▶ _Set task_
Copy out each line that has "determine" in it.

▶ _Record set_
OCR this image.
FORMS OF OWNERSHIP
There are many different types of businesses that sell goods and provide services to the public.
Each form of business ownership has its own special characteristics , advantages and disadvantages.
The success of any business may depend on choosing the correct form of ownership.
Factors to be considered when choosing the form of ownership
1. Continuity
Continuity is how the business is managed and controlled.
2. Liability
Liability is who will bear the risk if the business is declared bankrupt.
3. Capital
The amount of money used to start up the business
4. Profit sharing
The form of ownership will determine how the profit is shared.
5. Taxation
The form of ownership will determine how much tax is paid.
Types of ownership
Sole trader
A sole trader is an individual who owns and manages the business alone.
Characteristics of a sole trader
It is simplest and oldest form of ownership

▶ _Written solution_
The form of ownership will determine how the profit is shared.
The form of ownership will determine how much tax is paid.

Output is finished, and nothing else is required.